Directive: From the listing below, return each line that includes "name".

Provided entries:
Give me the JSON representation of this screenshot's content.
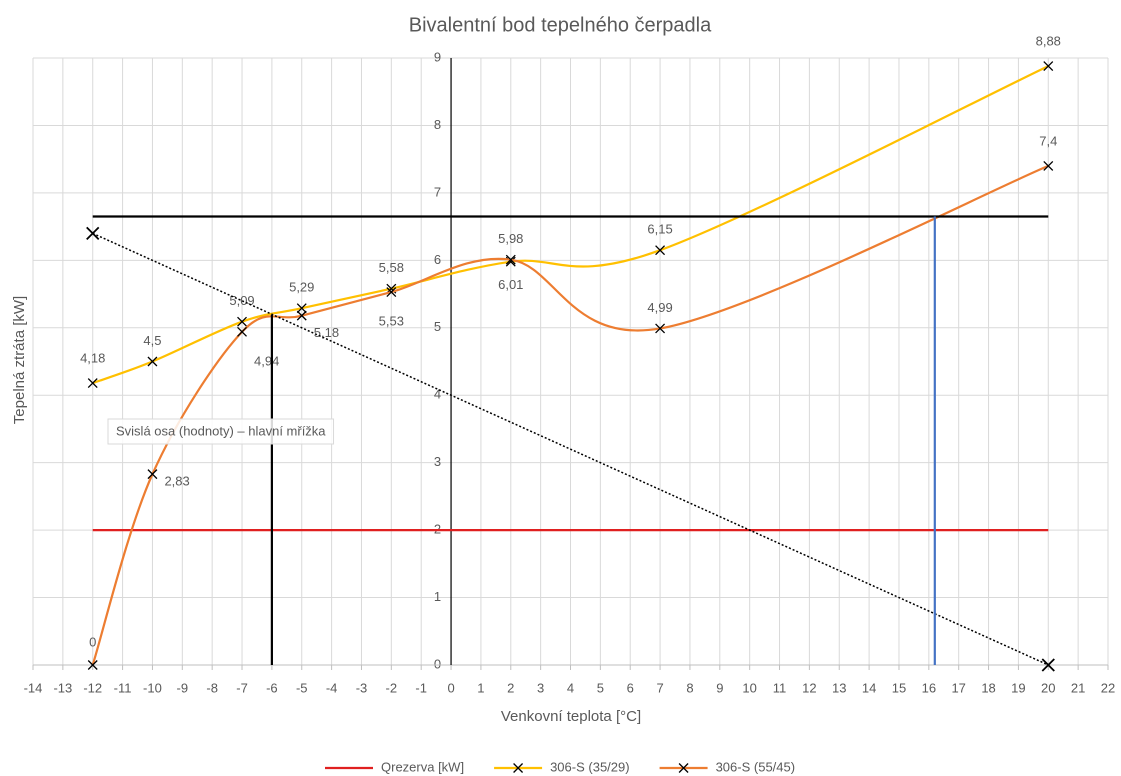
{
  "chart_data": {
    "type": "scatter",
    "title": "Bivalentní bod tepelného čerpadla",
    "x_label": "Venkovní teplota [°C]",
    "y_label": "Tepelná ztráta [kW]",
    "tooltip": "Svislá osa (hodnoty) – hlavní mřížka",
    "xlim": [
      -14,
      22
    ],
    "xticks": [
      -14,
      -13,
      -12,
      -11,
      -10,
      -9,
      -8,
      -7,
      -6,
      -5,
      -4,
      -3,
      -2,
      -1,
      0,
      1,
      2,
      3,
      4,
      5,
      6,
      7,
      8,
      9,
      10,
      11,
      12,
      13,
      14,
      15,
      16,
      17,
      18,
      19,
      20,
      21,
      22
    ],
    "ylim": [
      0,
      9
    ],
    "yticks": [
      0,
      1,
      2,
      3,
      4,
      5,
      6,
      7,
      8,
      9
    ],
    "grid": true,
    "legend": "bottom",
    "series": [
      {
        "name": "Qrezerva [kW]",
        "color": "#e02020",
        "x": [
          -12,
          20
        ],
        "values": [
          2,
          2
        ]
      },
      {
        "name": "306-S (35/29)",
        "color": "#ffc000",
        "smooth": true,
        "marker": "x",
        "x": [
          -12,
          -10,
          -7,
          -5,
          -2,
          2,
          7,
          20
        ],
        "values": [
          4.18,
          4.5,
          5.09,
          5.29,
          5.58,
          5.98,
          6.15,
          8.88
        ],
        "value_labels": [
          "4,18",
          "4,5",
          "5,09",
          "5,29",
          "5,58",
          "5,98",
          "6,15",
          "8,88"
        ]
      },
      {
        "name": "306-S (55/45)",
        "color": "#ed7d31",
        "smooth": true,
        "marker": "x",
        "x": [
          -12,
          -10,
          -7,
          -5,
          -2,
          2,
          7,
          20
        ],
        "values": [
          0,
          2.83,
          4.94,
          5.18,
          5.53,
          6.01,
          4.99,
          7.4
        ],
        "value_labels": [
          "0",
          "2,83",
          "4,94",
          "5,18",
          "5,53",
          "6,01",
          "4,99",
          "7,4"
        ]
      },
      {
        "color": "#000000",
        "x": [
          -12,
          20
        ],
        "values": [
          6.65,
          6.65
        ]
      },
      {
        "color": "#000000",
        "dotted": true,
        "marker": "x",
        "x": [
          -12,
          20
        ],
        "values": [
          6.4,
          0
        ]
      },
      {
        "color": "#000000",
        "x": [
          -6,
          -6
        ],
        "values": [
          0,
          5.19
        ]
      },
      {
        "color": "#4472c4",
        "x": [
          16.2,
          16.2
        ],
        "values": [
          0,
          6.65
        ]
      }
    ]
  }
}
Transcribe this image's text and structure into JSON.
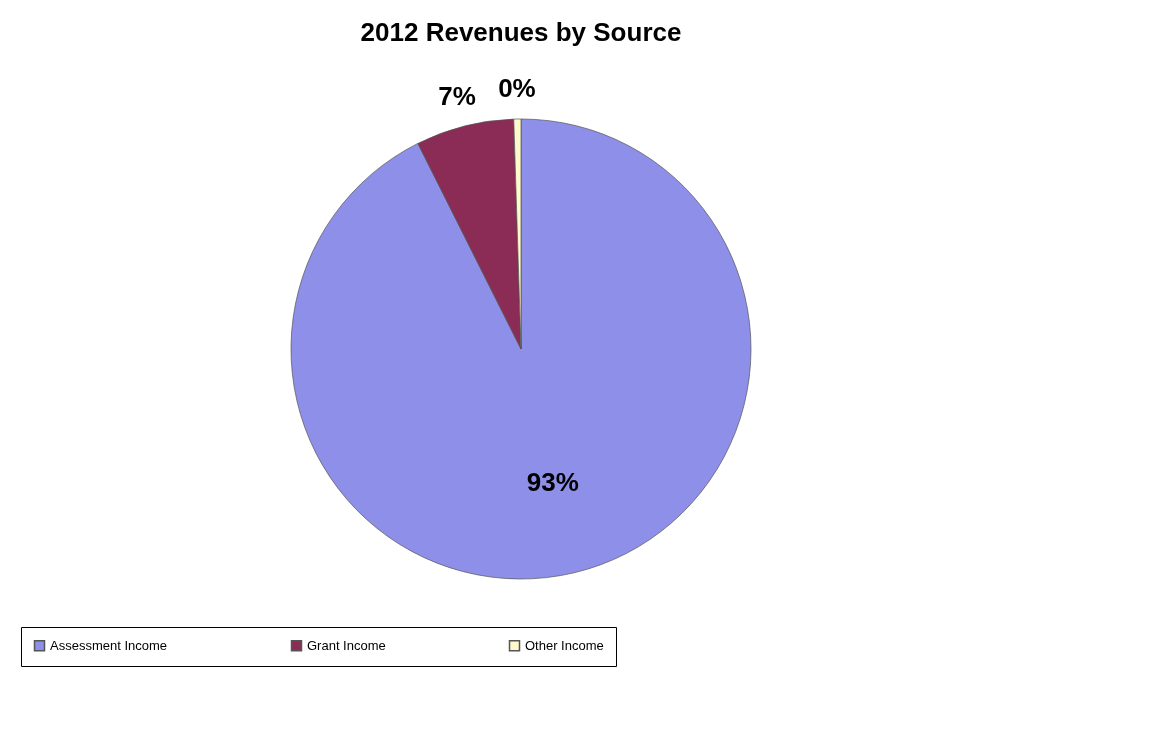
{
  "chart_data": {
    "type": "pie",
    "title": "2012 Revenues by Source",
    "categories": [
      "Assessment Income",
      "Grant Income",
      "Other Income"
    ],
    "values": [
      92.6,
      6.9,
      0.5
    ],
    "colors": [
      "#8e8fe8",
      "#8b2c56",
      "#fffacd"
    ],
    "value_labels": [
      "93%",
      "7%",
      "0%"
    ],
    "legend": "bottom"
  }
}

Answer to this problem:
        "name": "Qrezerva [kW]",
        "name": "306-S (35/29)",
        "name": "306-S (55/45)",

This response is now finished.